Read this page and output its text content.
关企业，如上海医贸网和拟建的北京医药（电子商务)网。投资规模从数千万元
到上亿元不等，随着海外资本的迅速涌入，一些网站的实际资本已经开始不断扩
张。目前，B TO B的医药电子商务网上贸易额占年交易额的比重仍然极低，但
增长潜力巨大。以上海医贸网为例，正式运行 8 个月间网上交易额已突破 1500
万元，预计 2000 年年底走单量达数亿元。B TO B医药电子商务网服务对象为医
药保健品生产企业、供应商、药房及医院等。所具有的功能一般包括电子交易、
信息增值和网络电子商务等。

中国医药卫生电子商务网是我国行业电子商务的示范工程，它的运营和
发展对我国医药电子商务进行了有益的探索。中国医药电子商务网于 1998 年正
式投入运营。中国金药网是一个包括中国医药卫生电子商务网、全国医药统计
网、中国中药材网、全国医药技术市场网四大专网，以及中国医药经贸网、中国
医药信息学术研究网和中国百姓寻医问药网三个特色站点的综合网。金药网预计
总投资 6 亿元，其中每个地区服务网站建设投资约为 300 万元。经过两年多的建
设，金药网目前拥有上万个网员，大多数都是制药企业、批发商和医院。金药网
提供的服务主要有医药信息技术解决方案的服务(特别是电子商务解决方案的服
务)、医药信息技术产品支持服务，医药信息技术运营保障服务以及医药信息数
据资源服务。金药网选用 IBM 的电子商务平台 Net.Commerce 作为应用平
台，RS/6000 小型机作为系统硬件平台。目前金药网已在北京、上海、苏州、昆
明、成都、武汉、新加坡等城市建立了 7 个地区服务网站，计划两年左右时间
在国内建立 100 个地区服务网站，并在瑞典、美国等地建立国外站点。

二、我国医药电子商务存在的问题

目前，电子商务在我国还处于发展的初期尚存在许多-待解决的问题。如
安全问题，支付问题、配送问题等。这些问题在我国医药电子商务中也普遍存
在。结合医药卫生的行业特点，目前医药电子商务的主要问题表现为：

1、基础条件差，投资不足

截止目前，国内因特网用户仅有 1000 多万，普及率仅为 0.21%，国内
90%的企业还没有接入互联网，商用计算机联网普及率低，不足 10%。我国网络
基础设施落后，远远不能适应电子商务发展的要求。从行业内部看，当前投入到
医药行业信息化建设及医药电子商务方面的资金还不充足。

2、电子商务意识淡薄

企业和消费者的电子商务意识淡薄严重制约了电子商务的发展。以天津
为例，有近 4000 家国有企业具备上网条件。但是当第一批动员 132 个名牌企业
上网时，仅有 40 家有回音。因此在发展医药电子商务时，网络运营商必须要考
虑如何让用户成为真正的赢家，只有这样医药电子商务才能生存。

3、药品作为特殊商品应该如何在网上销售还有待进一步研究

──────

- _WHAT YOU NEED TO DO_:
Write out every record shown above, word for word.

- _FINAL ANSWER_:
Read this page and output its text content.
关企业，如上海医贸网和拟建的北京医药（电子商务)网。投资规模从数千万元
到上亿元不等，随着海外资本的迅速涌入，一些网站的实际资本已经开始不断扩
张。目前，B TO B的医药电子商务网上贸易额占年交易额的比重仍然极低，但
增长潜力巨大。以上海医贸网为例，正式运行 8 个月间网上交易额已突破 1500
万元，预计 2000 年年底走单量达数亿元。B TO B医药电子商务网服务对象为医
药保健品生产企业、供应商、药房及医院等。所具有的功能一般包括电子交易、
信息增值和网络电子商务等。

中国医药卫生电子商务网是我国行业电子商务的示范工程，它的运营和
发展对我国医药电子商务进行了有益的探索。中国医药电子商务网于 1998 年正
式投入运营。中国金药网是一个包括中国医药卫生电子商务网、全国医药统计
网、中国中药材网、全国医药技术市场网四大专网，以及中国医药经贸网、中国
医药信息学术研究网和中国百姓寻医问药网三个特色站点的综合网。金药网预计
总投资 6 亿元，其中每个地区服务网站建设投资约为 300 万元。经过两年多的建
设，金药网目前拥有上万个网员，大多数都是制药企业、批发商和医院。金药网
提供的服务主要有医药信息技术解决方案的服务(特别是电子商务解决方案的服
务)、医药信息技术产品支持服务，医药信息技术运营保障服务以及医药信息数
据资源服务。金药网选用 IBM 的电子商务平台 Net.Commerce 作为应用平
台，RS/6000 小型机作为系统硬件平台。目前金药网已在北京、上海、苏州、昆
明、成都、武汉、新加坡等城市建立了 7 个地区服务网站，计划两年左右时间
在国内建立 100 个地区服务网站，并在瑞典、美国等地建立国外站点。

二、我国医药电子商务存在的问题

目前，电子商务在我国还处于发展的初期尚存在许多-待解决的问题。如
安全问题，支付问题、配送问题等。这些问题在我国医药电子商务中也普遍存
在。结合医药卫生的行业特点，目前医药电子商务的主要问题表现为：

1、基础条件差，投资不足

截止目前，国内因特网用户仅有 1000 多万，普及率仅为 0.21%，国内
90%的企业还没有接入互联网，商用计算机联网普及率低，不足 10%。我国网络
基础设施落后，远远不能适应电子商务发展的要求。从行业内部看，当前投入到
医药行业信息化建设及医药电子商务方面的资金还不充足。

2、电子商务意识淡薄

企业和消费者的电子商务意识淡薄严重制约了电子商务的发展。以天津
为例，有近 4000 家国有企业具备上网条件。但是当第一批动员 132 个名牌企业
上网时，仅有 40 家有回音。因此在发展医药电子商务时，网络运营商必须要考
虑如何让用户成为真正的赢家，只有这样医药电子商务才能生存。

3、药品作为特殊商品应该如何在网上销售还有待进一步研究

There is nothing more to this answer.